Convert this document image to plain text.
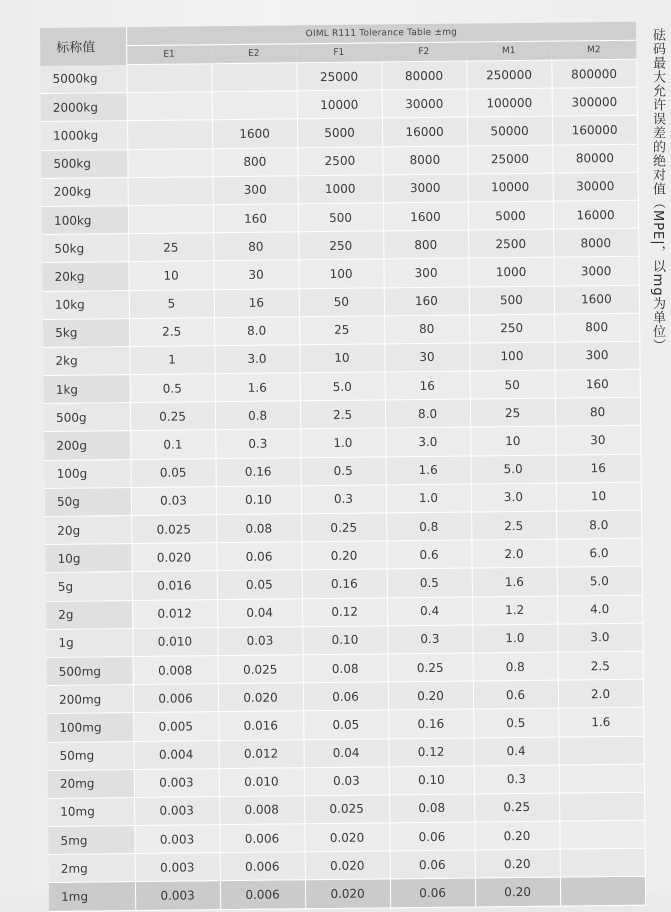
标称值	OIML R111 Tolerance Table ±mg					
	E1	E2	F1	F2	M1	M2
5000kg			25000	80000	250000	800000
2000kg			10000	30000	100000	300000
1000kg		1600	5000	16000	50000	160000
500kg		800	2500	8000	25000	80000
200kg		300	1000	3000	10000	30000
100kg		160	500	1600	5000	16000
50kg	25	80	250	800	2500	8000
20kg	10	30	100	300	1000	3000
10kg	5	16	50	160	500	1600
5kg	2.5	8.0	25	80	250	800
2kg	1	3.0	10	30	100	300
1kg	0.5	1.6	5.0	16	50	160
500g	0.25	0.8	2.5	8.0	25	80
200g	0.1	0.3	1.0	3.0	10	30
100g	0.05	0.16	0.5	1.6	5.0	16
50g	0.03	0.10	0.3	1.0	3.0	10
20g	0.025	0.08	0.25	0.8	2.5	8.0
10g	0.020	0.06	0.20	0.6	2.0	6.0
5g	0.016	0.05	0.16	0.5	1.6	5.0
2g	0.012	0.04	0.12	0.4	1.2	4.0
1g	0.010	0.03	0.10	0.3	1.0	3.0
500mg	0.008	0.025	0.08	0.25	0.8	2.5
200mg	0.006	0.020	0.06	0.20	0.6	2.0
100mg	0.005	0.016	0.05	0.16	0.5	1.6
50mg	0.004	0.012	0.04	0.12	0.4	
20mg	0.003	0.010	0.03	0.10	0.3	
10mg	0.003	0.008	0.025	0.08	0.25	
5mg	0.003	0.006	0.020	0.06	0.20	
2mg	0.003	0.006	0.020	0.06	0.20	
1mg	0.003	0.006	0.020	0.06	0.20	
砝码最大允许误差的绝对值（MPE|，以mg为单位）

_TO BE DONE_
Leaving the pictures aside, transcribe the entire listing exactly.

_RESULT_
Convert this document image to plain text.
标称值	OIML R111 Tolerance Table ±mg					
	E1	E2	F1	F2	M1	M2
5000kg			25000	80000	250000	800000
2000kg			10000	30000	100000	300000
1000kg		1600	5000	16000	50000	160000
500kg		800	2500	8000	25000	80000
200kg		300	1000	3000	10000	30000
100kg		160	500	1600	5000	16000
50kg	25	80	250	800	2500	8000
20kg	10	30	100	300	1000	3000
10kg	5	16	50	160	500	1600
5kg	2.5	8.0	25	80	250	800
2kg	1	3.0	10	30	100	300
1kg	0.5	1.6	5.0	16	50	160
500g	0.25	0.8	2.5	8.0	25	80
200g	0.1	0.3	1.0	3.0	10	30
100g	0.05	0.16	0.5	1.6	5.0	16
50g	0.03	0.10	0.3	1.0	3.0	10
20g	0.025	0.08	0.25	0.8	2.5	8.0
10g	0.020	0.06	0.20	0.6	2.0	6.0
5g	0.016	0.05	0.16	0.5	1.6	5.0
2g	0.012	0.04	0.12	0.4	1.2	4.0
1g	0.010	0.03	0.10	0.3	1.0	3.0
500mg	0.008	0.025	0.08	0.25	0.8	2.5
200mg	0.006	0.020	0.06	0.20	0.6	2.0
100mg	0.005	0.016	0.05	0.16	0.5	1.6
50mg	0.004	0.012	0.04	0.12	0.4	
20mg	0.003	0.010	0.03	0.10	0.3	
10mg	0.003	0.008	0.025	0.08	0.25	
5mg	0.003	0.006	0.020	0.06	0.20	
2mg	0.003	0.006	0.020	0.06	0.20	
1mg	0.003	0.006	0.020	0.06	0.20	
砝码最大允许误差的绝对值（MPE|，以mg为单位）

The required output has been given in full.